◆ Stated goal
Extract every entry word for word. Skip the pictures.

◆ Excerpted data

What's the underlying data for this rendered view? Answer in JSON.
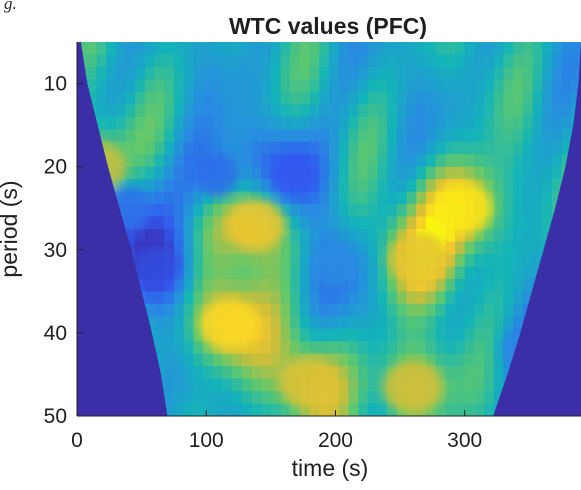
{
  "caption": "g.",
  "chart_data": {
    "type": "heatmap",
    "title": "WTC values (PFC)",
    "xlabel": "time (s)",
    "ylabel": "period (s)",
    "xlim": [
      0,
      390
    ],
    "ylim": [
      5,
      50
    ],
    "y_reversed": true,
    "xticks": [
      0,
      100,
      200,
      300
    ],
    "yticks": [
      10,
      20,
      30,
      40,
      50
    ],
    "colormap": "parula",
    "color_range": [
      0,
      1
    ],
    "cone_of_influence": {
      "description_values": "Left and right cone edges in time (s) at given period (s)",
      "period": [
        5,
        10,
        15,
        20,
        25,
        30,
        35,
        40,
        45,
        50
      ],
      "left_time": [
        3,
        8,
        16,
        24,
        33,
        42,
        50,
        58,
        65,
        70
      ],
      "right_time": [
        390,
        388,
        384,
        378,
        370,
        361,
        352,
        343,
        333,
        322
      ]
    },
    "features": [
      {
        "type": "high",
        "time": 118,
        "period": 39,
        "value": 0.92
      },
      {
        "type": "high",
        "time": 138,
        "period": 27,
        "value": 0.85
      },
      {
        "type": "high",
        "time": 298,
        "period": 25,
        "value": 0.95
      },
      {
        "type": "high",
        "time": 265,
        "period": 31,
        "value": 0.82
      },
      {
        "type": "high",
        "time": 180,
        "period": 46,
        "value": 0.8
      },
      {
        "type": "high",
        "time": 260,
        "period": 46.5,
        "value": 0.78
      },
      {
        "type": "high",
        "time": 15,
        "period": 20,
        "value": 0.75
      },
      {
        "type": "low",
        "time": 62,
        "period": 32,
        "value": 0.12
      },
      {
        "type": "low",
        "time": 167,
        "period": 21,
        "value": 0.15
      },
      {
        "type": "low",
        "time": 108,
        "period": 21,
        "value": 0.2
      },
      {
        "type": "low",
        "time": 200,
        "period": 32,
        "value": 0.3
      },
      {
        "type": "low",
        "time": 345,
        "period": 42,
        "value": 0.28
      },
      {
        "type": "low",
        "time": 40,
        "period": 25,
        "value": 0.22
      }
    ],
    "grid": false,
    "legend": "none"
  },
  "colors": {
    "background": "#ffffff",
    "outside_cone": "#3b2fa8",
    "axis": "#1f1f1f"
  }
}
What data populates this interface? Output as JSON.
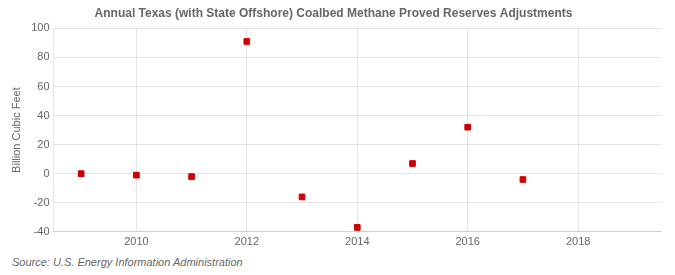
{
  "chart_data": {
    "type": "scatter",
    "title": "Annual Texas (with State Offshore) Coalbed Methane Proved Reserves Adjustments",
    "y_label": "Billion Cubic Feet",
    "annotation": "Source: U.S. Energy Information Administration",
    "x": [
      2009,
      2010,
      2011,
      2012,
      2013,
      2014,
      2015,
      2016,
      2017
    ],
    "values": [
      0,
      -1,
      -2,
      91,
      -16,
      -37,
      7,
      32,
      -4
    ],
    "color": "#cc0000",
    "marker": "square",
    "xlim": [
      2008.5,
      2019.5
    ],
    "xticks": [
      2010,
      2012,
      2014,
      2016,
      2018
    ],
    "ylim": [
      -40,
      100
    ],
    "yticks": [
      -40,
      -20,
      0,
      20,
      40,
      60,
      80,
      100
    ],
    "grid": true
  }
}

◆ Finished task
What's the underlying data for this rendered view? Answer in JSON.
{
  "caption": "g.",
  "chart_data": {
    "type": "heatmap",
    "title": "WTC values (PFC)",
    "xlabel": "time (s)",
    "ylabel": "period (s)",
    "xlim": [
      0,
      390
    ],
    "ylim": [
      5,
      50
    ],
    "y_reversed": true,
    "xticks": [
      0,
      100,
      200,
      300
    ],
    "yticks": [
      10,
      20,
      30,
      40,
      50
    ],
    "colormap": "parula",
    "color_range": [
      0,
      1
    ],
    "cone_of_influence": {
      "description_values": "Left and right cone edges in time (s) at given period (s)",
      "period": [
        5,
        10,
        15,
        20,
        25,
        30,
        35,
        40,
        45,
        50
      ],
      "left_time": [
        3,
        8,
        16,
        24,
        33,
        42,
        50,
        58,
        65,
        70
      ],
      "right_time": [
        390,
        388,
        384,
        378,
        370,
        361,
        352,
        343,
        333,
        322
      ]
    },
    "features": [
      {
        "type": "high",
        "time": 118,
        "period": 39,
        "value": 0.92
      },
      {
        "type": "high",
        "time": 138,
        "period": 27,
        "value": 0.85
      },
      {
        "type": "high",
        "time": 298,
        "period": 25,
        "value": 0.95
      },
      {
        "type": "high",
        "time": 265,
        "period": 31,
        "value": 0.82
      },
      {
        "type": "high",
        "time": 180,
        "period": 46,
        "value": 0.8
      },
      {
        "type": "high",
        "time": 260,
        "period": 46.5,
        "value": 0.78
      },
      {
        "type": "high",
        "time": 15,
        "period": 20,
        "value": 0.75
      },
      {
        "type": "low",
        "time": 62,
        "period": 32,
        "value": 0.12
      },
      {
        "type": "low",
        "time": 167,
        "period": 21,
        "value": 0.15
      },
      {
        "type": "low",
        "time": 108,
        "period": 21,
        "value": 0.2
      },
      {
        "type": "low",
        "time": 200,
        "period": 32,
        "value": 0.3
      },
      {
        "type": "low",
        "time": 345,
        "period": 42,
        "value": 0.28
      },
      {
        "type": "low",
        "time": 40,
        "period": 25,
        "value": 0.22
      }
    ],
    "grid": false,
    "legend": "none"
  },
  "colors": {
    "background": "#ffffff",
    "outside_cone": "#3b2fa8",
    "axis": "#1f1f1f"
  }
}
What data populates this interface? Output as JSON.
{
  "chart_data": {
    "type": "scatter",
    "title": "Annual Texas (with State Offshore) Coalbed Methane Proved Reserves Adjustments",
    "y_label": "Billion Cubic Feet",
    "annotation": "Source: U.S. Energy Information Administration",
    "x": [
      2009,
      2010,
      2011,
      2012,
      2013,
      2014,
      2015,
      2016,
      2017
    ],
    "values": [
      0,
      -1,
      -2,
      91,
      -16,
      -37,
      7,
      32,
      -4
    ],
    "color": "#cc0000",
    "marker": "square",
    "xlim": [
      2008.5,
      2019.5
    ],
    "xticks": [
      2010,
      2012,
      2014,
      2016,
      2018
    ],
    "ylim": [
      -40,
      100
    ],
    "yticks": [
      -40,
      -20,
      0,
      20,
      40,
      60,
      80,
      100
    ],
    "grid": true
  }
}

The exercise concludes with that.